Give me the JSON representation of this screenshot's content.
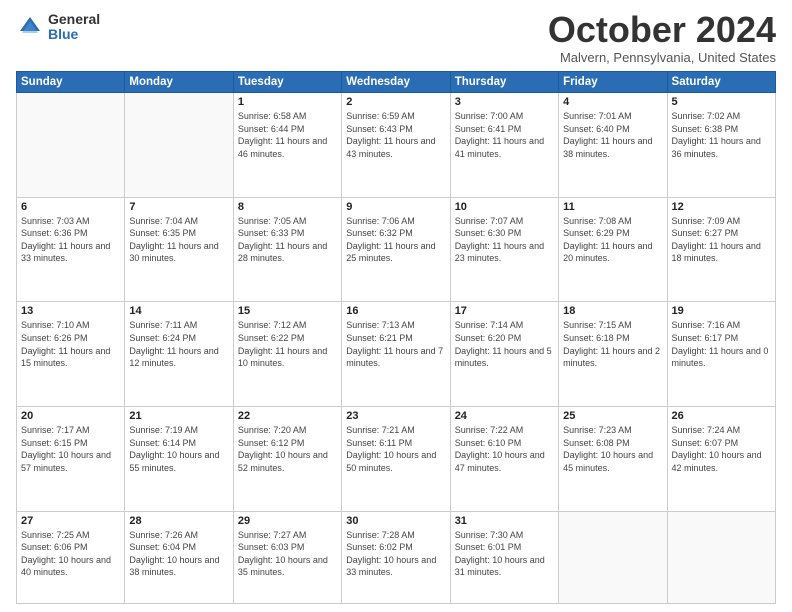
{
  "logo": {
    "general": "General",
    "blue": "Blue"
  },
  "title": "October 2024",
  "location": "Malvern, Pennsylvania, United States",
  "days_of_week": [
    "Sunday",
    "Monday",
    "Tuesday",
    "Wednesday",
    "Thursday",
    "Friday",
    "Saturday"
  ],
  "weeks": [
    [
      {
        "day": "",
        "sunrise": "",
        "sunset": "",
        "daylight": ""
      },
      {
        "day": "",
        "sunrise": "",
        "sunset": "",
        "daylight": ""
      },
      {
        "day": "1",
        "sunrise": "Sunrise: 6:58 AM",
        "sunset": "Sunset: 6:44 PM",
        "daylight": "Daylight: 11 hours and 46 minutes."
      },
      {
        "day": "2",
        "sunrise": "Sunrise: 6:59 AM",
        "sunset": "Sunset: 6:43 PM",
        "daylight": "Daylight: 11 hours and 43 minutes."
      },
      {
        "day": "3",
        "sunrise": "Sunrise: 7:00 AM",
        "sunset": "Sunset: 6:41 PM",
        "daylight": "Daylight: 11 hours and 41 minutes."
      },
      {
        "day": "4",
        "sunrise": "Sunrise: 7:01 AM",
        "sunset": "Sunset: 6:40 PM",
        "daylight": "Daylight: 11 hours and 38 minutes."
      },
      {
        "day": "5",
        "sunrise": "Sunrise: 7:02 AM",
        "sunset": "Sunset: 6:38 PM",
        "daylight": "Daylight: 11 hours and 36 minutes."
      }
    ],
    [
      {
        "day": "6",
        "sunrise": "Sunrise: 7:03 AM",
        "sunset": "Sunset: 6:36 PM",
        "daylight": "Daylight: 11 hours and 33 minutes."
      },
      {
        "day": "7",
        "sunrise": "Sunrise: 7:04 AM",
        "sunset": "Sunset: 6:35 PM",
        "daylight": "Daylight: 11 hours and 30 minutes."
      },
      {
        "day": "8",
        "sunrise": "Sunrise: 7:05 AM",
        "sunset": "Sunset: 6:33 PM",
        "daylight": "Daylight: 11 hours and 28 minutes."
      },
      {
        "day": "9",
        "sunrise": "Sunrise: 7:06 AM",
        "sunset": "Sunset: 6:32 PM",
        "daylight": "Daylight: 11 hours and 25 minutes."
      },
      {
        "day": "10",
        "sunrise": "Sunrise: 7:07 AM",
        "sunset": "Sunset: 6:30 PM",
        "daylight": "Daylight: 11 hours and 23 minutes."
      },
      {
        "day": "11",
        "sunrise": "Sunrise: 7:08 AM",
        "sunset": "Sunset: 6:29 PM",
        "daylight": "Daylight: 11 hours and 20 minutes."
      },
      {
        "day": "12",
        "sunrise": "Sunrise: 7:09 AM",
        "sunset": "Sunset: 6:27 PM",
        "daylight": "Daylight: 11 hours and 18 minutes."
      }
    ],
    [
      {
        "day": "13",
        "sunrise": "Sunrise: 7:10 AM",
        "sunset": "Sunset: 6:26 PM",
        "daylight": "Daylight: 11 hours and 15 minutes."
      },
      {
        "day": "14",
        "sunrise": "Sunrise: 7:11 AM",
        "sunset": "Sunset: 6:24 PM",
        "daylight": "Daylight: 11 hours and 12 minutes."
      },
      {
        "day": "15",
        "sunrise": "Sunrise: 7:12 AM",
        "sunset": "Sunset: 6:22 PM",
        "daylight": "Daylight: 11 hours and 10 minutes."
      },
      {
        "day": "16",
        "sunrise": "Sunrise: 7:13 AM",
        "sunset": "Sunset: 6:21 PM",
        "daylight": "Daylight: 11 hours and 7 minutes."
      },
      {
        "day": "17",
        "sunrise": "Sunrise: 7:14 AM",
        "sunset": "Sunset: 6:20 PM",
        "daylight": "Daylight: 11 hours and 5 minutes."
      },
      {
        "day": "18",
        "sunrise": "Sunrise: 7:15 AM",
        "sunset": "Sunset: 6:18 PM",
        "daylight": "Daylight: 11 hours and 2 minutes."
      },
      {
        "day": "19",
        "sunrise": "Sunrise: 7:16 AM",
        "sunset": "Sunset: 6:17 PM",
        "daylight": "Daylight: 11 hours and 0 minutes."
      }
    ],
    [
      {
        "day": "20",
        "sunrise": "Sunrise: 7:17 AM",
        "sunset": "Sunset: 6:15 PM",
        "daylight": "Daylight: 10 hours and 57 minutes."
      },
      {
        "day": "21",
        "sunrise": "Sunrise: 7:19 AM",
        "sunset": "Sunset: 6:14 PM",
        "daylight": "Daylight: 10 hours and 55 minutes."
      },
      {
        "day": "22",
        "sunrise": "Sunrise: 7:20 AM",
        "sunset": "Sunset: 6:12 PM",
        "daylight": "Daylight: 10 hours and 52 minutes."
      },
      {
        "day": "23",
        "sunrise": "Sunrise: 7:21 AM",
        "sunset": "Sunset: 6:11 PM",
        "daylight": "Daylight: 10 hours and 50 minutes."
      },
      {
        "day": "24",
        "sunrise": "Sunrise: 7:22 AM",
        "sunset": "Sunset: 6:10 PM",
        "daylight": "Daylight: 10 hours and 47 minutes."
      },
      {
        "day": "25",
        "sunrise": "Sunrise: 7:23 AM",
        "sunset": "Sunset: 6:08 PM",
        "daylight": "Daylight: 10 hours and 45 minutes."
      },
      {
        "day": "26",
        "sunrise": "Sunrise: 7:24 AM",
        "sunset": "Sunset: 6:07 PM",
        "daylight": "Daylight: 10 hours and 42 minutes."
      }
    ],
    [
      {
        "day": "27",
        "sunrise": "Sunrise: 7:25 AM",
        "sunset": "Sunset: 6:06 PM",
        "daylight": "Daylight: 10 hours and 40 minutes."
      },
      {
        "day": "28",
        "sunrise": "Sunrise: 7:26 AM",
        "sunset": "Sunset: 6:04 PM",
        "daylight": "Daylight: 10 hours and 38 minutes."
      },
      {
        "day": "29",
        "sunrise": "Sunrise: 7:27 AM",
        "sunset": "Sunset: 6:03 PM",
        "daylight": "Daylight: 10 hours and 35 minutes."
      },
      {
        "day": "30",
        "sunrise": "Sunrise: 7:28 AM",
        "sunset": "Sunset: 6:02 PM",
        "daylight": "Daylight: 10 hours and 33 minutes."
      },
      {
        "day": "31",
        "sunrise": "Sunrise: 7:30 AM",
        "sunset": "Sunset: 6:01 PM",
        "daylight": "Daylight: 10 hours and 31 minutes."
      },
      {
        "day": "",
        "sunrise": "",
        "sunset": "",
        "daylight": ""
      },
      {
        "day": "",
        "sunrise": "",
        "sunset": "",
        "daylight": ""
      }
    ]
  ]
}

* **Problem to solve**: Transcribe the material as is, with images omitted.

* **Written answer**:
Give me the JSON representation of this screenshot's content.
{
  "logo": {
    "general": "General",
    "blue": "Blue"
  },
  "title": "October 2024",
  "location": "Malvern, Pennsylvania, United States",
  "days_of_week": [
    "Sunday",
    "Monday",
    "Tuesday",
    "Wednesday",
    "Thursday",
    "Friday",
    "Saturday"
  ],
  "weeks": [
    [
      {
        "day": "",
        "sunrise": "",
        "sunset": "",
        "daylight": ""
      },
      {
        "day": "",
        "sunrise": "",
        "sunset": "",
        "daylight": ""
      },
      {
        "day": "1",
        "sunrise": "Sunrise: 6:58 AM",
        "sunset": "Sunset: 6:44 PM",
        "daylight": "Daylight: 11 hours and 46 minutes."
      },
      {
        "day": "2",
        "sunrise": "Sunrise: 6:59 AM",
        "sunset": "Sunset: 6:43 PM",
        "daylight": "Daylight: 11 hours and 43 minutes."
      },
      {
        "day": "3",
        "sunrise": "Sunrise: 7:00 AM",
        "sunset": "Sunset: 6:41 PM",
        "daylight": "Daylight: 11 hours and 41 minutes."
      },
      {
        "day": "4",
        "sunrise": "Sunrise: 7:01 AM",
        "sunset": "Sunset: 6:40 PM",
        "daylight": "Daylight: 11 hours and 38 minutes."
      },
      {
        "day": "5",
        "sunrise": "Sunrise: 7:02 AM",
        "sunset": "Sunset: 6:38 PM",
        "daylight": "Daylight: 11 hours and 36 minutes."
      }
    ],
    [
      {
        "day": "6",
        "sunrise": "Sunrise: 7:03 AM",
        "sunset": "Sunset: 6:36 PM",
        "daylight": "Daylight: 11 hours and 33 minutes."
      },
      {
        "day": "7",
        "sunrise": "Sunrise: 7:04 AM",
        "sunset": "Sunset: 6:35 PM",
        "daylight": "Daylight: 11 hours and 30 minutes."
      },
      {
        "day": "8",
        "sunrise": "Sunrise: 7:05 AM",
        "sunset": "Sunset: 6:33 PM",
        "daylight": "Daylight: 11 hours and 28 minutes."
      },
      {
        "day": "9",
        "sunrise": "Sunrise: 7:06 AM",
        "sunset": "Sunset: 6:32 PM",
        "daylight": "Daylight: 11 hours and 25 minutes."
      },
      {
        "day": "10",
        "sunrise": "Sunrise: 7:07 AM",
        "sunset": "Sunset: 6:30 PM",
        "daylight": "Daylight: 11 hours and 23 minutes."
      },
      {
        "day": "11",
        "sunrise": "Sunrise: 7:08 AM",
        "sunset": "Sunset: 6:29 PM",
        "daylight": "Daylight: 11 hours and 20 minutes."
      },
      {
        "day": "12",
        "sunrise": "Sunrise: 7:09 AM",
        "sunset": "Sunset: 6:27 PM",
        "daylight": "Daylight: 11 hours and 18 minutes."
      }
    ],
    [
      {
        "day": "13",
        "sunrise": "Sunrise: 7:10 AM",
        "sunset": "Sunset: 6:26 PM",
        "daylight": "Daylight: 11 hours and 15 minutes."
      },
      {
        "day": "14",
        "sunrise": "Sunrise: 7:11 AM",
        "sunset": "Sunset: 6:24 PM",
        "daylight": "Daylight: 11 hours and 12 minutes."
      },
      {
        "day": "15",
        "sunrise": "Sunrise: 7:12 AM",
        "sunset": "Sunset: 6:22 PM",
        "daylight": "Daylight: 11 hours and 10 minutes."
      },
      {
        "day": "16",
        "sunrise": "Sunrise: 7:13 AM",
        "sunset": "Sunset: 6:21 PM",
        "daylight": "Daylight: 11 hours and 7 minutes."
      },
      {
        "day": "17",
        "sunrise": "Sunrise: 7:14 AM",
        "sunset": "Sunset: 6:20 PM",
        "daylight": "Daylight: 11 hours and 5 minutes."
      },
      {
        "day": "18",
        "sunrise": "Sunrise: 7:15 AM",
        "sunset": "Sunset: 6:18 PM",
        "daylight": "Daylight: 11 hours and 2 minutes."
      },
      {
        "day": "19",
        "sunrise": "Sunrise: 7:16 AM",
        "sunset": "Sunset: 6:17 PM",
        "daylight": "Daylight: 11 hours and 0 minutes."
      }
    ],
    [
      {
        "day": "20",
        "sunrise": "Sunrise: 7:17 AM",
        "sunset": "Sunset: 6:15 PM",
        "daylight": "Daylight: 10 hours and 57 minutes."
      },
      {
        "day": "21",
        "sunrise": "Sunrise: 7:19 AM",
        "sunset": "Sunset: 6:14 PM",
        "daylight": "Daylight: 10 hours and 55 minutes."
      },
      {
        "day": "22",
        "sunrise": "Sunrise: 7:20 AM",
        "sunset": "Sunset: 6:12 PM",
        "daylight": "Daylight: 10 hours and 52 minutes."
      },
      {
        "day": "23",
        "sunrise": "Sunrise: 7:21 AM",
        "sunset": "Sunset: 6:11 PM",
        "daylight": "Daylight: 10 hours and 50 minutes."
      },
      {
        "day": "24",
        "sunrise": "Sunrise: 7:22 AM",
        "sunset": "Sunset: 6:10 PM",
        "daylight": "Daylight: 10 hours and 47 minutes."
      },
      {
        "day": "25",
        "sunrise": "Sunrise: 7:23 AM",
        "sunset": "Sunset: 6:08 PM",
        "daylight": "Daylight: 10 hours and 45 minutes."
      },
      {
        "day": "26",
        "sunrise": "Sunrise: 7:24 AM",
        "sunset": "Sunset: 6:07 PM",
        "daylight": "Daylight: 10 hours and 42 minutes."
      }
    ],
    [
      {
        "day": "27",
        "sunrise": "Sunrise: 7:25 AM",
        "sunset": "Sunset: 6:06 PM",
        "daylight": "Daylight: 10 hours and 40 minutes."
      },
      {
        "day": "28",
        "sunrise": "Sunrise: 7:26 AM",
        "sunset": "Sunset: 6:04 PM",
        "daylight": "Daylight: 10 hours and 38 minutes."
      },
      {
        "day": "29",
        "sunrise": "Sunrise: 7:27 AM",
        "sunset": "Sunset: 6:03 PM",
        "daylight": "Daylight: 10 hours and 35 minutes."
      },
      {
        "day": "30",
        "sunrise": "Sunrise: 7:28 AM",
        "sunset": "Sunset: 6:02 PM",
        "daylight": "Daylight: 10 hours and 33 minutes."
      },
      {
        "day": "31",
        "sunrise": "Sunrise: 7:30 AM",
        "sunset": "Sunset: 6:01 PM",
        "daylight": "Daylight: 10 hours and 31 minutes."
      },
      {
        "day": "",
        "sunrise": "",
        "sunset": "",
        "daylight": ""
      },
      {
        "day": "",
        "sunrise": "",
        "sunset": "",
        "daylight": ""
      }
    ]
  ]
}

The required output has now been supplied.